- [Problem description]: Filter this data down to the lines that hold "MATEMATIKA", and copy them.

- [Given entries]:
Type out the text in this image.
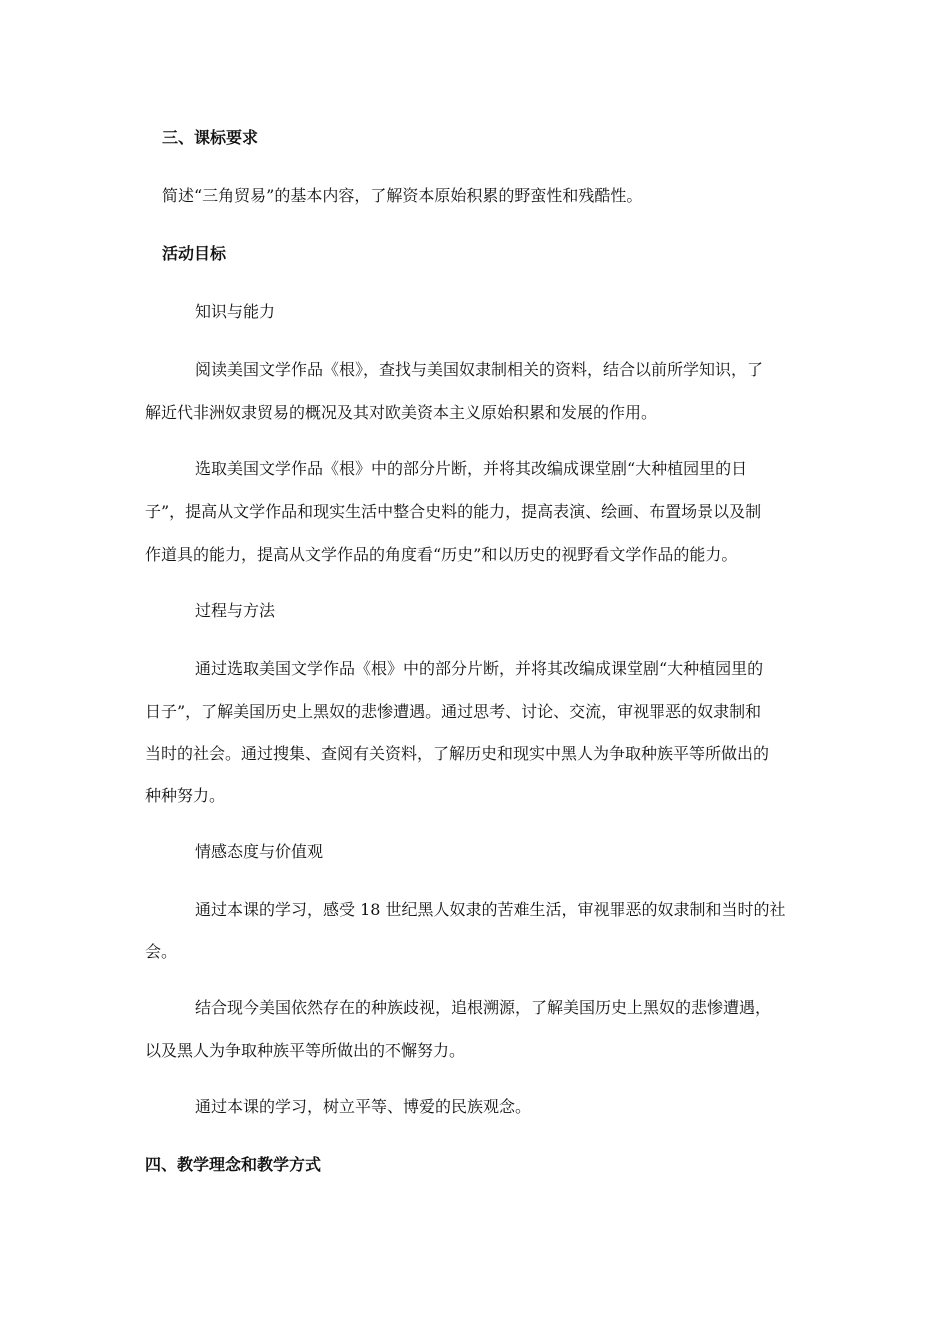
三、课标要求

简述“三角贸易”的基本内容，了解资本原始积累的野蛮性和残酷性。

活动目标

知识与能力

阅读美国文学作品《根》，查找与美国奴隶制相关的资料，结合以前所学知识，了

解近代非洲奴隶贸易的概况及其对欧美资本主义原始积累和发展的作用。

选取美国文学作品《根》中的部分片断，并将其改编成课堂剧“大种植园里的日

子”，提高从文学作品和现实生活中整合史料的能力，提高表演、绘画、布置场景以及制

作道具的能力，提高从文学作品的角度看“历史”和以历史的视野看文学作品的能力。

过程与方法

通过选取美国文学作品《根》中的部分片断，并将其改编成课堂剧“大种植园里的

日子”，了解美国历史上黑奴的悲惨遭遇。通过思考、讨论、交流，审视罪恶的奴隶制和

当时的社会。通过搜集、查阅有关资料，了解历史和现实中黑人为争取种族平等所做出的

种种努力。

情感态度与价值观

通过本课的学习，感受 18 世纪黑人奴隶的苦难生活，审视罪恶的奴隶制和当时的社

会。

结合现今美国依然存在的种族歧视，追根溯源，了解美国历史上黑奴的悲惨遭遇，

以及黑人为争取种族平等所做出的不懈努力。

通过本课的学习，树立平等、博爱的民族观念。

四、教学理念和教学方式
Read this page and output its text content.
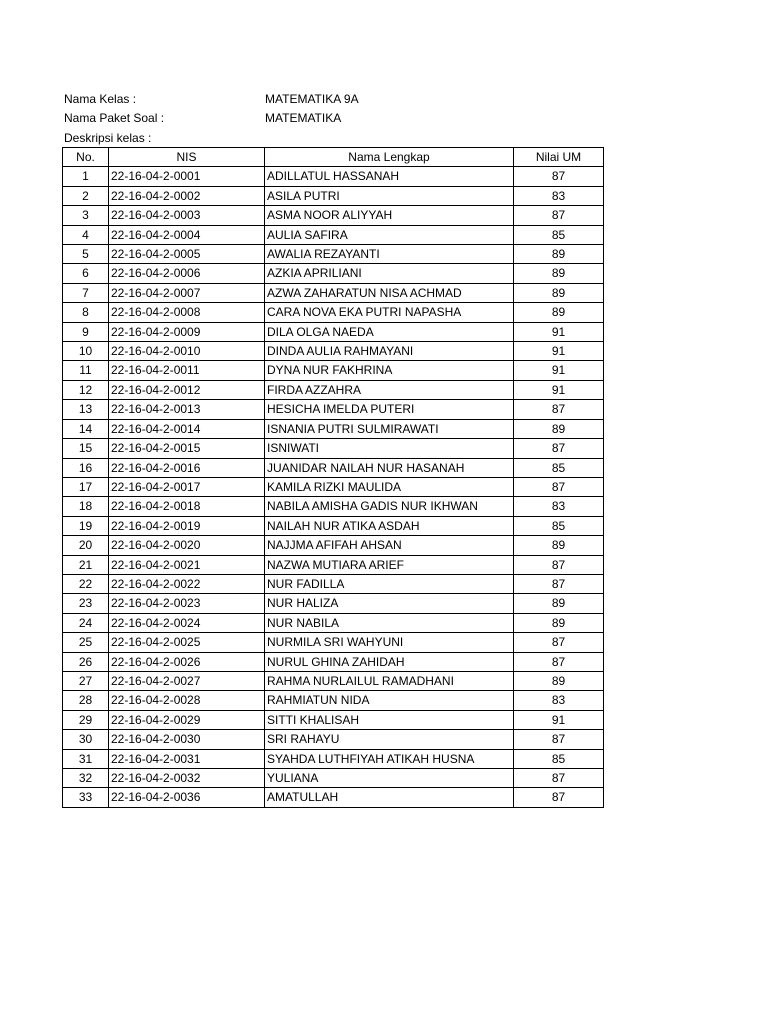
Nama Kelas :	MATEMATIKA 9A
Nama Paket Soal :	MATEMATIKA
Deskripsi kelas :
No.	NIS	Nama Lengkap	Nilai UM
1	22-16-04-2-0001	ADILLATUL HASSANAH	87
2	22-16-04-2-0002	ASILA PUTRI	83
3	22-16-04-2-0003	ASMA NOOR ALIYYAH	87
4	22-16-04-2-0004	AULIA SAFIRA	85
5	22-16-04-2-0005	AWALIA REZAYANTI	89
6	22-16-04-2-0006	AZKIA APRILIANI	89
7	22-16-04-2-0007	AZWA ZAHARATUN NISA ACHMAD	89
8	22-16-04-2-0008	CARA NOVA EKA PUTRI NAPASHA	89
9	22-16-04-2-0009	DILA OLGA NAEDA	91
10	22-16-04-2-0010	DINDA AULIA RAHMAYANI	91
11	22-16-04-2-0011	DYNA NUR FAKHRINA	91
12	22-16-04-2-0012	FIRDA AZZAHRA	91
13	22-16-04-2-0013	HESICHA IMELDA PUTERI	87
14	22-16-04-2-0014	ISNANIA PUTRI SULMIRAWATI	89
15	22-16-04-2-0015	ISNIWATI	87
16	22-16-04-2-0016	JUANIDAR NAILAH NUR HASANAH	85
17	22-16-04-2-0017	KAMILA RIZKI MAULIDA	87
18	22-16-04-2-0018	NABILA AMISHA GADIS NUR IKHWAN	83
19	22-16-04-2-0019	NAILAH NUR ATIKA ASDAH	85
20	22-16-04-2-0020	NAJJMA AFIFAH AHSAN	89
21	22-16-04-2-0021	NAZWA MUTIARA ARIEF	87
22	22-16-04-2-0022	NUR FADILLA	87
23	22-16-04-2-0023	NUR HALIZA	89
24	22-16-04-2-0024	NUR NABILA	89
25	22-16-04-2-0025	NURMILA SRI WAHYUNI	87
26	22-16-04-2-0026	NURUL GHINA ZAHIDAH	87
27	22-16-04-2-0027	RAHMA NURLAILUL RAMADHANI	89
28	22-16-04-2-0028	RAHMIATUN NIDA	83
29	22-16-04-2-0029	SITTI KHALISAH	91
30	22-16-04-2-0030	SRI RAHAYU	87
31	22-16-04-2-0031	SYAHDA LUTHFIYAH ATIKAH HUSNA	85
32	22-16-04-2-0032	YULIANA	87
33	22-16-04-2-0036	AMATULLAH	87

---

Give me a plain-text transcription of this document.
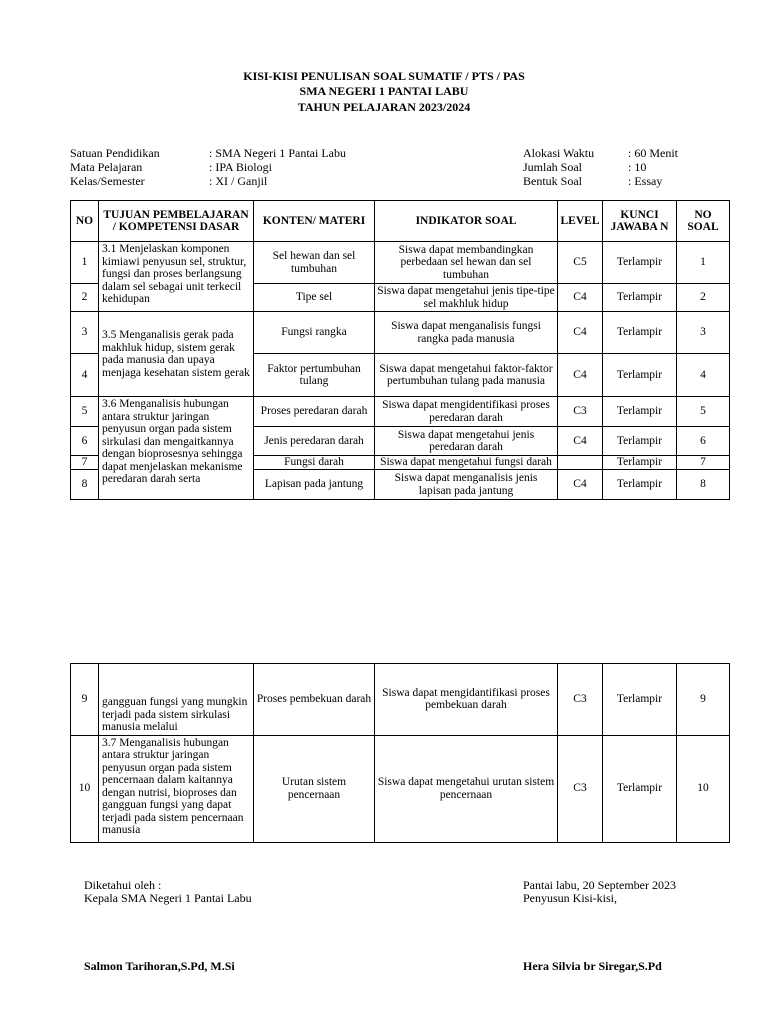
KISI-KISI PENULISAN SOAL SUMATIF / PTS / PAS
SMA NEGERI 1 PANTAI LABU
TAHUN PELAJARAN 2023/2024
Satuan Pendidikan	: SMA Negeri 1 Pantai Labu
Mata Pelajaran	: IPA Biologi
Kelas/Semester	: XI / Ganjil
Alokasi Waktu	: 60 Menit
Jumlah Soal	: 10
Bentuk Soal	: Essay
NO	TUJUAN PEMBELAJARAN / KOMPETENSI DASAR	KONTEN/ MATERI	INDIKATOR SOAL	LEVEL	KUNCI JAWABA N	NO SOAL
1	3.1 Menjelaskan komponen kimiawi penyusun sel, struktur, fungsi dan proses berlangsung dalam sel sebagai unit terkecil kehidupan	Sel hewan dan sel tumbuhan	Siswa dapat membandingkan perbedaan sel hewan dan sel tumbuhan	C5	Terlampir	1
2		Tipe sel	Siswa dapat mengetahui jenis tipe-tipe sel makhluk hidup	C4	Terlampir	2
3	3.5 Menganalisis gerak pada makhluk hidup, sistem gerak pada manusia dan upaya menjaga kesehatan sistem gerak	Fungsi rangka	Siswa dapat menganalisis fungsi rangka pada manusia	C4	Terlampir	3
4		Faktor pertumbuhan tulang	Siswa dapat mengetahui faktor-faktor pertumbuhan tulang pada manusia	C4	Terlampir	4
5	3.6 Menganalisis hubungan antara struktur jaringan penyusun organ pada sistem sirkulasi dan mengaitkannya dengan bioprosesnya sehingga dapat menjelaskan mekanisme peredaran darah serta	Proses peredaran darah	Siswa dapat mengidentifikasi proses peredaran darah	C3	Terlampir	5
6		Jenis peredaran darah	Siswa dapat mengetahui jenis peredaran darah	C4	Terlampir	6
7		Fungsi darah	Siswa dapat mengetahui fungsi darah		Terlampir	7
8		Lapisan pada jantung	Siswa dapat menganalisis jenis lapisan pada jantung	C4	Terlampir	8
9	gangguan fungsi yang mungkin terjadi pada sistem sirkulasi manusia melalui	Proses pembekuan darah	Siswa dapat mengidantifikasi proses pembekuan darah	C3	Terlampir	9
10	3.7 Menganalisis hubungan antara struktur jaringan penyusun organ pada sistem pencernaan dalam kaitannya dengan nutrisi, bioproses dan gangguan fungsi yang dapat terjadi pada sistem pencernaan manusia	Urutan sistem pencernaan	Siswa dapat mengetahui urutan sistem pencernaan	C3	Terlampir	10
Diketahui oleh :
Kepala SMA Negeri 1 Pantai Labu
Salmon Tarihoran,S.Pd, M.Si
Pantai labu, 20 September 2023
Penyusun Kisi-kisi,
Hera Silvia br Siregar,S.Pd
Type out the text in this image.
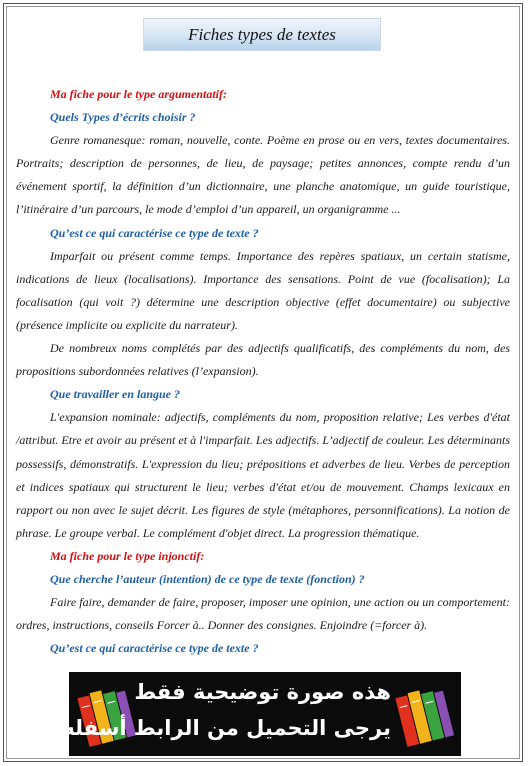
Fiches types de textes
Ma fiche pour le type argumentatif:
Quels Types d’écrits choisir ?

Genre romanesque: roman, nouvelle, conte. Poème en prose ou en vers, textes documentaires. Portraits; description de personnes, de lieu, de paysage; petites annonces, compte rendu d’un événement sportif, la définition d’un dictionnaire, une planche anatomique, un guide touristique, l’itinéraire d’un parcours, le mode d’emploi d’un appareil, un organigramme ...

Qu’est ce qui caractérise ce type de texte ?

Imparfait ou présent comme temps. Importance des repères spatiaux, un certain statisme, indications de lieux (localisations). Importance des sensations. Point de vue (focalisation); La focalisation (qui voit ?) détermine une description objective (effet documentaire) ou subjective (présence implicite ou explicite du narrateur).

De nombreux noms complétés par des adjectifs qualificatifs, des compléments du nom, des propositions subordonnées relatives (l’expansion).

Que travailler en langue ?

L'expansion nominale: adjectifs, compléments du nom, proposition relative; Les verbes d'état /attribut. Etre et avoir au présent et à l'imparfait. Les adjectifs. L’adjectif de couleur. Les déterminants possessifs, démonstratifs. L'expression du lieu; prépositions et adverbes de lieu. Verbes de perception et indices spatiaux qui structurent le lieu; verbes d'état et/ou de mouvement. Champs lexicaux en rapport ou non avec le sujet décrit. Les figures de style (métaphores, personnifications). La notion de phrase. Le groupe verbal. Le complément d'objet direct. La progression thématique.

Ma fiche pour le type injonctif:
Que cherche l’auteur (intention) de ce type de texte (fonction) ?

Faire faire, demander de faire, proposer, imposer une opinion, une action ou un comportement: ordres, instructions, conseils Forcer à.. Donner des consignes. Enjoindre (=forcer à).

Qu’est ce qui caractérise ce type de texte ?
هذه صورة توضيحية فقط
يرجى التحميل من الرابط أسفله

- [Reply to the task]:
Nama Kelas :	MATEMATIKA 9A
Nama Paket Soal :	MATEMATIKA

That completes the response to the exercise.